** RECORDS SUPPLIED **

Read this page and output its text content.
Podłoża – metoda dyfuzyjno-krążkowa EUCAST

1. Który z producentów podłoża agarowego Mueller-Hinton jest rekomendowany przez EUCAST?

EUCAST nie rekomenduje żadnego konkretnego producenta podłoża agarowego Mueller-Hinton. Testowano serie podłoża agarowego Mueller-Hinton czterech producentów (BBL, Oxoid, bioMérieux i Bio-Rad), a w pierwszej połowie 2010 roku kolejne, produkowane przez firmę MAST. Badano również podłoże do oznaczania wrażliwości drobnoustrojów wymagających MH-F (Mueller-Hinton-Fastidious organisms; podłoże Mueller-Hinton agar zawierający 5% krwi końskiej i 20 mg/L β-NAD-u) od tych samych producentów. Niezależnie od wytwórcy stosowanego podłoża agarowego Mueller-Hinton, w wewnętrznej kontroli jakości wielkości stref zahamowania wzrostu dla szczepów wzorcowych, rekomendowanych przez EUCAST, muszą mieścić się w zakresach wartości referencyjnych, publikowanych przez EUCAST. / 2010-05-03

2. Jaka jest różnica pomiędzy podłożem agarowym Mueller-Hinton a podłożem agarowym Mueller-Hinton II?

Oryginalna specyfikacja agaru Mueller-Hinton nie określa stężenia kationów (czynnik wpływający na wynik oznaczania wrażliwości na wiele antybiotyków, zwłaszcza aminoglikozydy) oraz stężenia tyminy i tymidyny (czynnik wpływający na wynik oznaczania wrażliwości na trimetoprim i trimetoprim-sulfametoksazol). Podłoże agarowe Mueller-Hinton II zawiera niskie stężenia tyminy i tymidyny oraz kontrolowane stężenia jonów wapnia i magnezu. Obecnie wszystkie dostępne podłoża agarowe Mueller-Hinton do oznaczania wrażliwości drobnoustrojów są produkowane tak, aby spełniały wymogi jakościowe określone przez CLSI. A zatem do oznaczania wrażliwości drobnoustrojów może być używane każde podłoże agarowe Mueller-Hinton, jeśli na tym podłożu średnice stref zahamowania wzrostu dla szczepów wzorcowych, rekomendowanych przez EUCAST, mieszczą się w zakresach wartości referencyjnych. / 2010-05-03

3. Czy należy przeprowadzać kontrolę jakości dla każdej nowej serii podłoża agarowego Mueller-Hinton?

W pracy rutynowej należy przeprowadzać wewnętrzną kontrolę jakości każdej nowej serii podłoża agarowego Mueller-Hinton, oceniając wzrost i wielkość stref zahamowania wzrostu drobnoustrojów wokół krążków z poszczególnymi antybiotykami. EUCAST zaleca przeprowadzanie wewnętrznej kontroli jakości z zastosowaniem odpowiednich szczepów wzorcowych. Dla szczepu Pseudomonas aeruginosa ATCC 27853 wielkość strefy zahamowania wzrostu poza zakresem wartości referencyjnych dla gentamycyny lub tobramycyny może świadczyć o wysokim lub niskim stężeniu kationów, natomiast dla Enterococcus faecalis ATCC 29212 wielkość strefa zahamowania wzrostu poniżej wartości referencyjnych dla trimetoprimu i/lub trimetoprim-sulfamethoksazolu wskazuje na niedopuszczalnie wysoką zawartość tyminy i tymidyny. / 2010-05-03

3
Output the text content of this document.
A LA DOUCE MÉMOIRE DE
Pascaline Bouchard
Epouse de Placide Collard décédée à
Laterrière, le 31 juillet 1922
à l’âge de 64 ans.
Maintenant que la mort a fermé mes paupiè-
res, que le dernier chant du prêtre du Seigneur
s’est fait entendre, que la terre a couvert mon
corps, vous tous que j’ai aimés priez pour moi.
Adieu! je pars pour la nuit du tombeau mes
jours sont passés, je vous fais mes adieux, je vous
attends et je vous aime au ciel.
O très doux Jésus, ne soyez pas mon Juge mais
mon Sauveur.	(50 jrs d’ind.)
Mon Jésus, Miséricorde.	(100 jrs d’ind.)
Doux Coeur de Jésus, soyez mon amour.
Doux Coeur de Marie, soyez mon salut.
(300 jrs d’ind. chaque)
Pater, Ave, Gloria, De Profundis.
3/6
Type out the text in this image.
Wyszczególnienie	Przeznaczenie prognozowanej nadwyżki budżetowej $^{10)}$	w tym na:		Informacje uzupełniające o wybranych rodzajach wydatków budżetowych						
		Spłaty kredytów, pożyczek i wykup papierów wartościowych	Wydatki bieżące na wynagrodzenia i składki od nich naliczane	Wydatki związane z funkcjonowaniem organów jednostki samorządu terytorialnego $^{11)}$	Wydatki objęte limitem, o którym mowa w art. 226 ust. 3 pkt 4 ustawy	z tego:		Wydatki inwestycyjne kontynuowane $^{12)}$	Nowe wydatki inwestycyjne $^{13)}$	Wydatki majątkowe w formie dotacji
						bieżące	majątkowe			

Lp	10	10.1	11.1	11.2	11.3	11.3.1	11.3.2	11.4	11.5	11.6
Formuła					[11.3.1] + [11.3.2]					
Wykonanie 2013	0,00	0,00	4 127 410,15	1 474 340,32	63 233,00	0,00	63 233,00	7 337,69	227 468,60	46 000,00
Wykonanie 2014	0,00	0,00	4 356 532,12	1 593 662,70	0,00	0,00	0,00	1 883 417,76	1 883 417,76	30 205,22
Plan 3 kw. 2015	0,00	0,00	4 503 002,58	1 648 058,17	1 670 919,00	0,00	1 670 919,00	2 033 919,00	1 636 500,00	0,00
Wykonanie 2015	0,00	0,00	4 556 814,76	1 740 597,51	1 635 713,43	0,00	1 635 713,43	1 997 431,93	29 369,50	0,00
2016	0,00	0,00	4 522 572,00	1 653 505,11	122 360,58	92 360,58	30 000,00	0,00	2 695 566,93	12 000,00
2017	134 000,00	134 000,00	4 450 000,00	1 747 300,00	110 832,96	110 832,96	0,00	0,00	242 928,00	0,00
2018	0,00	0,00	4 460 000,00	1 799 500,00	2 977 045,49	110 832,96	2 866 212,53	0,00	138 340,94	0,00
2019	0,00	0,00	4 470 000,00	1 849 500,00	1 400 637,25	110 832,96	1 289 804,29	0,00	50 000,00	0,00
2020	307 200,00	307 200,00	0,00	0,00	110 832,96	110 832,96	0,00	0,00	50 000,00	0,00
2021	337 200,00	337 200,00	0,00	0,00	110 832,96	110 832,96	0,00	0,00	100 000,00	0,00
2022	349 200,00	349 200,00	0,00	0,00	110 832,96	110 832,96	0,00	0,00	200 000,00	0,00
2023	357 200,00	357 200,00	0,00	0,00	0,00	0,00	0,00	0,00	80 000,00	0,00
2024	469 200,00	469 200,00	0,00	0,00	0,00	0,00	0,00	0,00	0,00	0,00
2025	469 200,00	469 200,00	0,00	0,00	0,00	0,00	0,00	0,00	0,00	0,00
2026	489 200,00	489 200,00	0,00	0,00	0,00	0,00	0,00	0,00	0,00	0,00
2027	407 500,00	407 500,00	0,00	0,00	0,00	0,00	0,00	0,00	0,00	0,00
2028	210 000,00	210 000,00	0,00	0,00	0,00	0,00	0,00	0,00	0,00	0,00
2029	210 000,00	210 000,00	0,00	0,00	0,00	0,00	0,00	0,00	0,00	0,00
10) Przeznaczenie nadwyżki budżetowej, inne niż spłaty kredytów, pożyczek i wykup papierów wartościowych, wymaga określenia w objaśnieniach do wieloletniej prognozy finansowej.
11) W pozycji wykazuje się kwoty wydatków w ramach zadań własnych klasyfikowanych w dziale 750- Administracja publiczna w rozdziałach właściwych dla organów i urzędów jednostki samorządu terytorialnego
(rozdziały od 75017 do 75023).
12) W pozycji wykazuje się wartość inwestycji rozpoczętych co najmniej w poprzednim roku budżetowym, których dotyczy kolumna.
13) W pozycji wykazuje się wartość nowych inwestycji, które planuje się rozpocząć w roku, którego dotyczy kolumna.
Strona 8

** GIVEN EXERCISE **
Scan the material above for the word "wartościowych". Copy each line where it occurs.

** EXPECTED OUTPUT **
		Spłaty kredytów, pożyczek i wykup papierów wartościowych	Wydatki bieżące na wynagrodzenia i składki od nich naliczane	Wydatki związane z funkcjonowaniem organów jednostki samorządu terytorialnego $^{11)}$	Wydatki objęte limitem, o którym mowa w art. 226 ust. 3 pkt 4 ustawy	z tego:		Wydatki inwestycyjne kontynuowane $^{12)}$	Nowe wydatki inwestycyjne $^{13)}$	Wydatki majątkowe w formie dotacji
10) Przeznaczenie nadwyżki budżetowej, inne niż spłaty kredytów, pożyczek i wykup papierów wartościowych, wymaga określenia w objaśnieniach do wieloletniej prognozy finansowej.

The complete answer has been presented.